▸ READING TEXT:
Begin

ANTLR Tool Command Line Options

If you invoke the ANTLR tool without command line arguments, you’ll get a help message:

$ antlr4
ANTLR Parser Generator  Version 4.7.1
 -o ___              specify output directory where all output is generated
 -lib ___            specify location of grammars, tokens files
 -atn                generate rule augmented transition network diagrams
 -encoding ___       specify grammar file encoding; e.g., euc-jp
 -message-format ___ specify output style for messages in antlr, gnu, vs2005
 -long-messages      show exception details when available for errors and warnings
 -listener           generate parse tree listener (default)
 -no-listener        don't generate parse tree listener
 -visitor            generate parse tree visitor
 -no-visitor         don't generate parse tree visitor (default)
 -package ___        specify a package/namespace for the generated code
 -depend             generate file dependencies
 -D<option>=value    set/override a grammar-level option
 -Werror             treat warnings as errors
 -XdbgST             launch StringTemplate visualizer on generated code
 -XdbgSTWait         wait for STViz to close before continuing
 -Xforce-atn         use the ATN simulator for all predictions
 -Xlog               dump lots of logging info to antlr-timestamp.log
 -Xexact-output-dir  all output goes into -o dir regardless of paths/package

Here are more details on the options:

-o outdir

ANTLR generates output files in the current directory by default. This option specifies the output directory where ANTLR should generate parsers, listeners, visitors, and tokens files.

End

▸ DIRECTIVE 1: Reproduce, line for line, the stretch of the records from the line containing "legend: Revenue Marketing" through the line containing "legend-swatch-marketing-spend xyxy=(1761,264,1824,286)".

▸ DATASET ENTRIES:
Begin

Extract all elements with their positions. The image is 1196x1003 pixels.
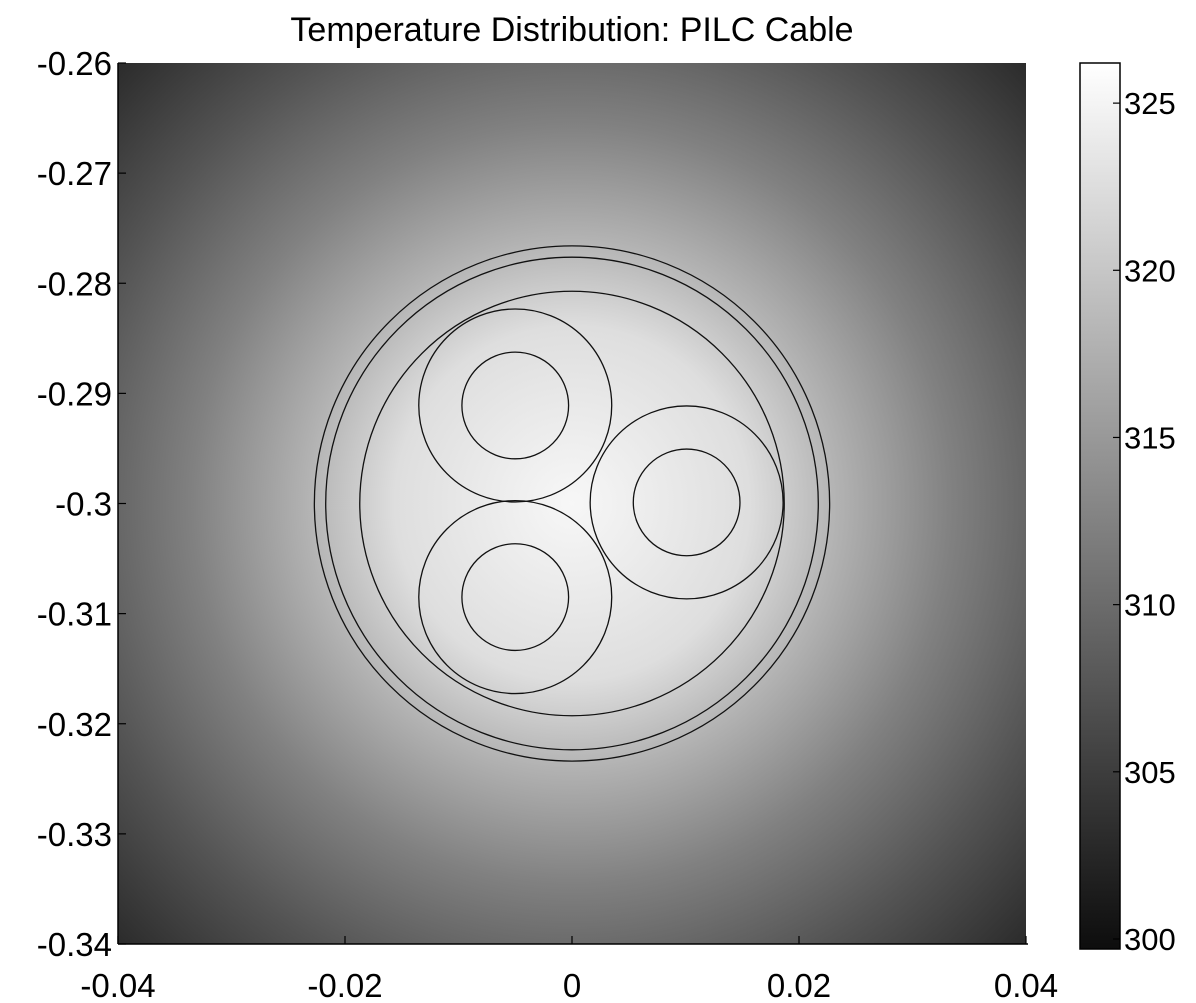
y-tick-label: -0.31 [37,596,112,633]
outer-sheath-boundary [313,245,831,762]
colorbar-tick-label: 305 [1124,755,1176,790]
y-tick-label: -0.29 [37,375,112,412]
x-tick-label: 0.04 [994,967,1058,1003]
colorbar-tick-label: 315 [1124,420,1176,455]
y-tick-label: -0.27 [37,155,112,192]
colorbar-ticks: 300 305 310 315 320 325 [1113,86,1176,957]
y-tick-label: -0.34 [37,926,112,963]
x-tick-label: 0 [563,967,581,1003]
belt-insulation-boundary [359,290,785,717]
colorbar: 300 305 310 315 320 325 [1079,62,1176,957]
sheath-inner-boundary [325,256,819,751]
core-1-insulation-boundary [418,308,613,503]
x-tick-label: -0.02 [307,967,382,1003]
core-3-conductor-boundary [461,543,570,652]
x-tick-label: -0.04 [80,967,155,1003]
y-tick-label: -0.28 [37,265,112,302]
colorbar-tick-label: 320 [1124,253,1176,288]
x-axis: -0.04 -0.02 0 0.02 0.04 [80,936,1058,1003]
colorbar-tick-label: 325 [1124,86,1176,121]
y-tick-label: -0.3 [55,486,112,523]
y-tick-label: -0.32 [37,706,112,743]
chart-title: Temperature Distribution: PILC Cable [290,11,853,49]
colorbar-tick-label: 310 [1124,588,1176,623]
y-tick-label: -0.26 [37,45,112,82]
y-axis: -0.26 -0.27 -0.28 -0.29 -0.3 -0.31 -0.32 -0.33 -… [37,45,126,963]
cable-geometry [313,245,831,762]
core-2-conductor-boundary [632,448,741,557]
y-tick-label: -0.33 [37,816,112,853]
core-3-insulation-boundary [418,499,613,695]
colorbar-scale [1079,62,1121,950]
plot-area [118,63,1026,944]
colorbar-tick-label: 300 [1124,922,1176,957]
x-tick-label: 0.02 [767,967,831,1003]
core-2-insulation-boundary [589,405,784,600]
core-1-conductor-boundary [461,351,570,460]
temperature-field [118,63,1026,944]
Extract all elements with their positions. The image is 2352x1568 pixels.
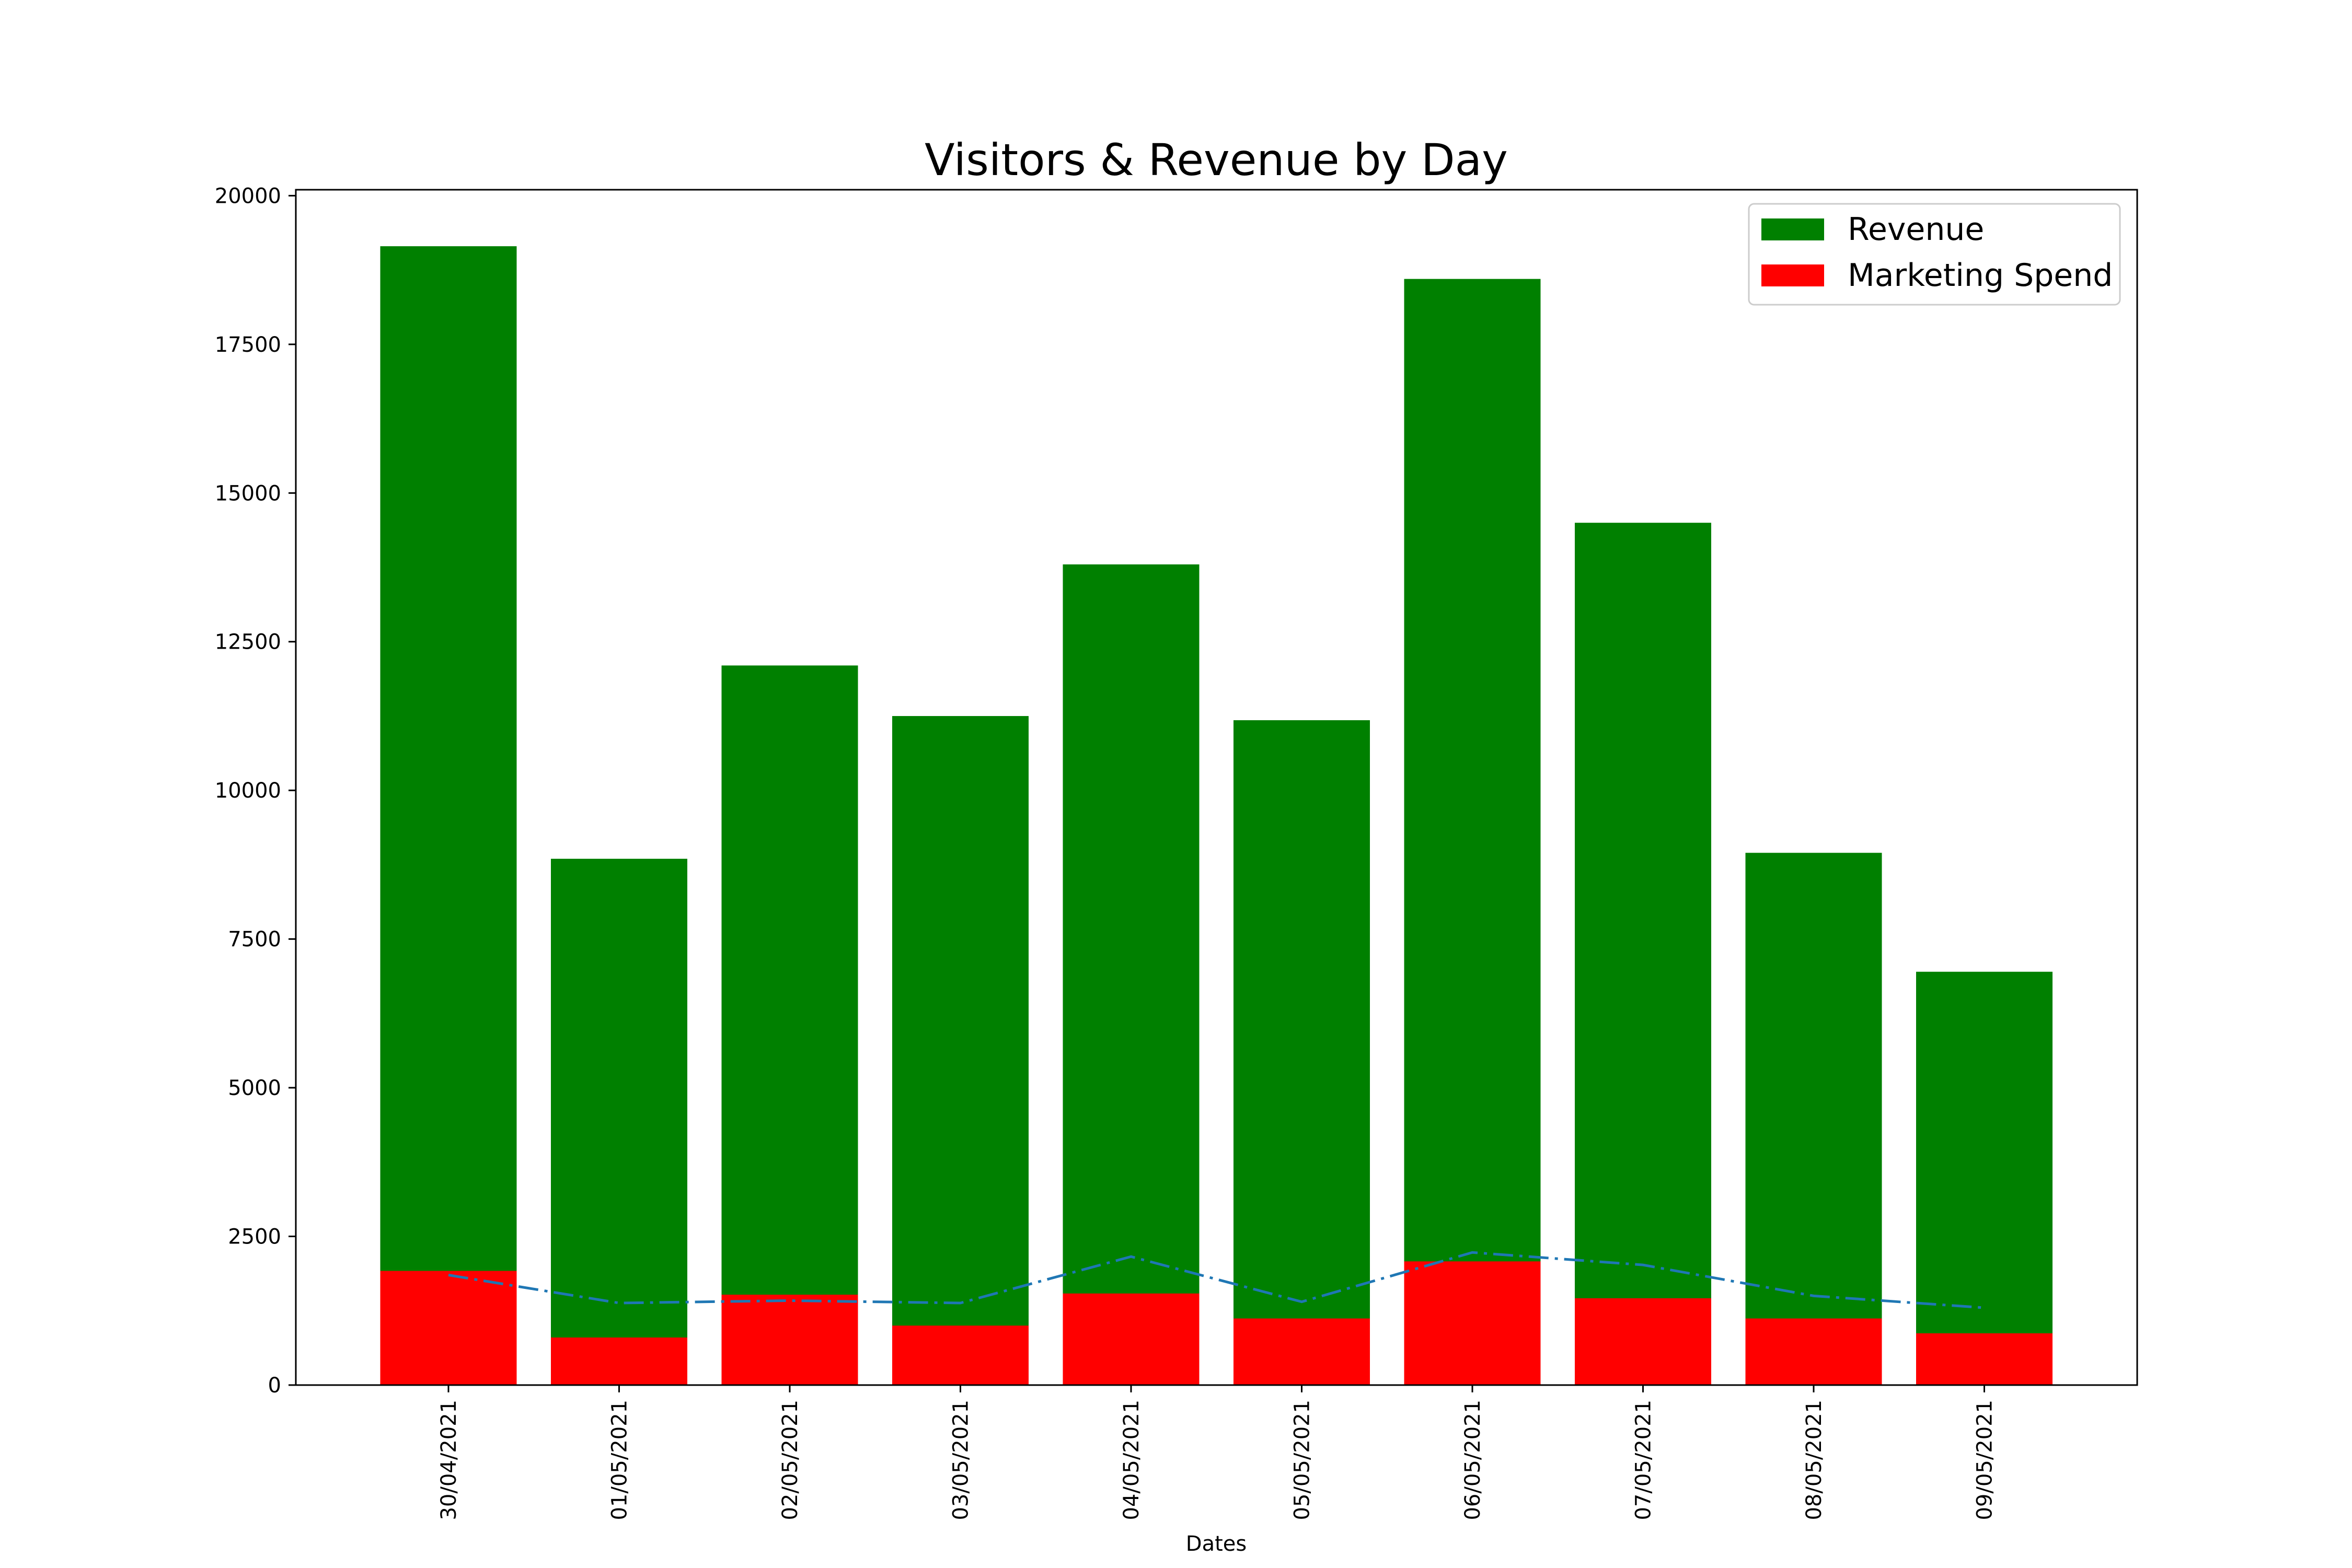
legend: Revenue Marketing Spend xyxy=(1748,203,2121,306)
y-tick-label-10000: 10000 xyxy=(215,779,281,803)
x-tick-label-5: 05/05/2021 xyxy=(1290,1400,1315,1520)
y-tick-label-12500: 12500 xyxy=(215,630,281,654)
bars-group xyxy=(380,246,2053,1386)
x-axis-label: Dates xyxy=(1186,1532,1247,1556)
x-tick-label-8: 08/05/2021 xyxy=(1802,1400,1826,1520)
y-axis: 0 2500 5000 7500 10000 12500 15000 17500 20000 xyxy=(215,184,296,1398)
bar-marketing-spend-0 xyxy=(380,1271,517,1385)
bar-marketing-spend-3 xyxy=(892,1325,1029,1385)
y-tick-label-15000: 15000 xyxy=(215,481,281,505)
legend-swatch-marketing-spend xyxy=(1761,264,1824,286)
legend-frame xyxy=(1748,203,2121,306)
legend-label-marketing-spend: Marketing Spend xyxy=(1848,257,2113,294)
x-tick-label-4: 04/05/2021 xyxy=(1120,1400,1144,1520)
bar-revenue-6 xyxy=(1404,279,1541,1385)
plot-frame xyxy=(295,189,2138,1386)
chart-title: Visitors & Revenue by Day xyxy=(925,134,1508,186)
bar-marketing-spend-5 xyxy=(1233,1318,1370,1385)
x-tick-label-3: 03/05/2021 xyxy=(949,1400,973,1520)
x-tick-label-1: 01/05/2021 xyxy=(608,1400,632,1520)
y-tick-label-20000: 20000 xyxy=(215,184,281,208)
bar-revenue-4 xyxy=(1063,564,1200,1385)
x-tick-label-2: 02/05/2021 xyxy=(778,1400,802,1520)
bar-marketing-spend-9 xyxy=(1916,1333,2053,1385)
y-tick-label-7500: 7500 xyxy=(228,928,281,952)
bar-revenue-0 xyxy=(380,246,517,1385)
bar-marketing-spend-8 xyxy=(1745,1318,1882,1385)
bar-revenue-2 xyxy=(721,665,858,1385)
x-tick-label-9: 09/05/2021 xyxy=(1973,1400,1997,1520)
y-tick-label-17500: 17500 xyxy=(215,333,281,357)
x-tick-label-7: 07/05/2021 xyxy=(1632,1400,1656,1520)
x-tick-label-0: 30/04/2021 xyxy=(437,1400,461,1520)
bar-marketing-spend-7 xyxy=(1575,1298,1711,1385)
x-tick-label-6: 06/05/2021 xyxy=(1461,1400,1485,1520)
bar-revenue-9 xyxy=(1916,972,2053,1385)
bar-revenue-7 xyxy=(1575,523,1711,1386)
x-axis: 30/04/2021 01/05/2021 02/05/2021 03/05/2021… xyxy=(437,1385,1997,1520)
y-tick-label-5000: 5000 xyxy=(228,1076,281,1100)
line-visitors xyxy=(448,1251,1985,1309)
bar-marketing-spend-1 xyxy=(551,1337,687,1385)
bar-revenue-5 xyxy=(1233,720,1370,1385)
line-group xyxy=(448,1251,1985,1309)
legend-label-revenue: Revenue xyxy=(1848,211,1984,248)
y-tick-label-0: 0 xyxy=(268,1374,281,1398)
bar-revenue-1 xyxy=(551,859,687,1385)
legend-swatch-revenue xyxy=(1761,218,1824,240)
bar-marketing-spend-4 xyxy=(1063,1293,1200,1385)
bar-marketing-spend-6 xyxy=(1404,1261,1541,1385)
bar-revenue-3 xyxy=(892,716,1029,1385)
y-tick-label-2500: 2500 xyxy=(228,1225,281,1249)
bar-marketing-spend-2 xyxy=(721,1295,858,1385)
bar-revenue-8 xyxy=(1745,852,1882,1385)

End

▸ DIRECTIVE 2:
Answer these questions about the ANTLR command line options page.
(a) What version number does the help message show?
(b) Which option treats warnings as errors?
(c) Where does ANTLR put its output files by default?

▸ FULL SOLUTION 1:
legend: Revenue Marketing Spend xyxy=(1748,203,2121,306)
y-tick-label-10000: 10000 xyxy=(215,779,281,803)
x-tick-label-5: 05/05/2021 xyxy=(1290,1400,1315,1520)
y-tick-label-12500: 12500 xyxy=(215,630,281,654)
bars-group xyxy=(380,246,2053,1386)
x-axis-label: Dates xyxy=(1186,1532,1247,1556)
x-tick-label-8: 08/05/2021 xyxy=(1802,1400,1826,1520)
y-axis: 0 2500 5000 7500 10000 12500 15000 17500 20000 xyxy=(215,184,296,1398)
bar-marketing-spend-0 xyxy=(380,1271,517,1385)
bar-marketing-spend-3 xyxy=(892,1325,1029,1385)
y-tick-label-15000: 15000 xyxy=(215,481,281,505)
legend-swatch-marketing-spend xyxy=(1761,264,1824,286)

▸ FULL SOLUTION 2:
(a) 4.7.1
(b) -Werror
(c) In the current directory